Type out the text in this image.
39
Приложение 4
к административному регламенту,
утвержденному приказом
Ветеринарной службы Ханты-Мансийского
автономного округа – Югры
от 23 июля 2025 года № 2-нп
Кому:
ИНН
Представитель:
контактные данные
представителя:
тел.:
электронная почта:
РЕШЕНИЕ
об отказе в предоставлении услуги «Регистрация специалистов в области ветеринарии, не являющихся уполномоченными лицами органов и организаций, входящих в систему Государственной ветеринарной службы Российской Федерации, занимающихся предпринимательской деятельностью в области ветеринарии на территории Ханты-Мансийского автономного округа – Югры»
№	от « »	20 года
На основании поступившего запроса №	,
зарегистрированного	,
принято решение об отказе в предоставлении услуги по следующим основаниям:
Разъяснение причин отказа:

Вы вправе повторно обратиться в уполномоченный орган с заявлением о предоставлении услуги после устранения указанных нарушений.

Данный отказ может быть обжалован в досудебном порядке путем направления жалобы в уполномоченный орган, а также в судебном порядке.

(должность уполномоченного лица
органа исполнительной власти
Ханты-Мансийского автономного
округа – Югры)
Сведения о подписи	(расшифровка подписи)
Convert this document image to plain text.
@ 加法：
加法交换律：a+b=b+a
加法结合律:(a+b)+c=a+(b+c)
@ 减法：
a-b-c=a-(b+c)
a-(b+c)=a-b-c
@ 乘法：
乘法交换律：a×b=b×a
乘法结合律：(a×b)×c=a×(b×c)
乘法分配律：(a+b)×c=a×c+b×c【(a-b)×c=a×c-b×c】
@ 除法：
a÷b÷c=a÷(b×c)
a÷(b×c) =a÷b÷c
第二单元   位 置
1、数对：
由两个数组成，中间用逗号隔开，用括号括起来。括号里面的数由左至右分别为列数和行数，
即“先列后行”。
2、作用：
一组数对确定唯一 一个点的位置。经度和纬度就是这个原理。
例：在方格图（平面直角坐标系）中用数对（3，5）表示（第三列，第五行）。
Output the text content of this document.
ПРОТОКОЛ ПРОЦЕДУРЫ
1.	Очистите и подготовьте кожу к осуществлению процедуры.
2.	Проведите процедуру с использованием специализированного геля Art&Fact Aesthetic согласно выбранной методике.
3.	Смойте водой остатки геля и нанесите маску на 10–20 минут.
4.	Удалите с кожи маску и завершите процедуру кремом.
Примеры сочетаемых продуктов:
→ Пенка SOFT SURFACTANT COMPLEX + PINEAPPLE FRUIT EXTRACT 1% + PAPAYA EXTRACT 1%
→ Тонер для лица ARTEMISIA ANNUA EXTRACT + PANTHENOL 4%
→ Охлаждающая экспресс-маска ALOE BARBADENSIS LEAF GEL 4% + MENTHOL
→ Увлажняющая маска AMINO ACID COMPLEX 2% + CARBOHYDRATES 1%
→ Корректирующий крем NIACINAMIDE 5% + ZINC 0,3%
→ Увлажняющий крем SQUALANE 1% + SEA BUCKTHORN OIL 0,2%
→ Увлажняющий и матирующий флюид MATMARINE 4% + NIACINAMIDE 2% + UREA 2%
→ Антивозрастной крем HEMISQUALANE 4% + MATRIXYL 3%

■ ■ ■ ■ ■ ■ ■

◆ Instruction
Every record should be repeated exactly; please leave none out.

◆ Correct output
Type out the text in this image.
39
Приложение 4
к административному регламенту,
утвержденному приказом
Ветеринарной службы Ханты-Мансийского
автономного округа – Югры
от 23 июля 2025 года № 2-нп
Кому:
ИНН
Представитель:
контактные данные
представителя:
тел.:
электронная почта:
РЕШЕНИЕ
об отказе в предоставлении услуги «Регистрация специалистов в области ветеринарии, не являющихся уполномоченными лицами органов и организаций, входящих в систему Государственной ветеринарной службы Российской Федерации, занимающихся предпринимательской деятельностью в области ветеринарии на территории Ханты-Мансийского автономного округа – Югры»
№	от « »	20 года
На основании поступившего запроса №	,
зарегистрированного	,
принято решение об отказе в предоставлении услуги по следующим основаниям:
Разъяснение причин отказа:

Вы вправе повторно обратиться в уполномоченный орган с заявлением о предоставлении услуги после устранения указанных нарушений.

Данный отказ может быть обжалован в досудебном порядке путем направления жалобы в уполномоченный орган, а также в судебном порядке.

(должность уполномоченного лица
органа исполнительной власти
Ханты-Мансийского автономного
округа – Югры)
Сведения о подписи	(расшифровка подписи)
Convert this document image to plain text.
@ 加法：
加法交换律：a+b=b+a
加法结合律:(a+b)+c=a+(b+c)
@ 减法：
a-b-c=a-(b+c)
a-(b+c)=a-b-c
@ 乘法：
乘法交换律：a×b=b×a
乘法结合律：(a×b)×c=a×(b×c)
乘法分配律：(a+b)×c=a×c+b×c【(a-b)×c=a×c-b×c】
@ 除法：
a÷b÷c=a÷(b×c)
a÷(b×c) =a÷b÷c
第二单元   位 置
1、数对：
由两个数组成，中间用逗号隔开，用括号括起来。括号里面的数由左至右分别为列数和行数，
即“先列后行”。
2、作用：
一组数对确定唯一 一个点的位置。经度和纬度就是这个原理。
例：在方格图（平面直角坐标系）中用数对（3，5）表示（第三列，第五行）。
Output the text content of this document.
ПРОТОКОЛ ПРОЦЕДУРЫ
1.	Очистите и подготовьте кожу к осуществлению процедуры.
2.	Проведите процедуру с использованием специализированного геля Art&Fact Aesthetic согласно выбранной методике.
3.	Смойте водой остатки геля и нанесите маску на 10–20 минут.
4.	Удалите с кожи маску и завершите процедуру кремом.
Примеры сочетаемых продуктов:
→ Пенка SOFT SURFACTANT COMPLEX + PINEAPPLE FRUIT EXTRACT 1% + PAPAYA EXTRACT 1%
→ Тонер для лица ARTEMISIA ANNUA EXTRACT + PANTHENOL 4%
→ Охлаждающая экспресс-маска ALOE BARBADENSIS LEAF GEL 4% + MENTHOL
→ Увлажняющая маска AMINO ACID COMPLEX 2% + CARBOHYDRATES 1%
→ Корректирующий крем NIACINAMIDE 5% + ZINC 0,3%
→ Увлажняющий крем SQUALANE 1% + SEA BUCKTHORN OIL 0,2%
→ Увлажняющий и матирующий флюид MATMARINE 4% + NIACINAMIDE 2% + UREA 2%
→ Антивозрастной крем HEMISQUALANE 4% + MATRIXYL 3%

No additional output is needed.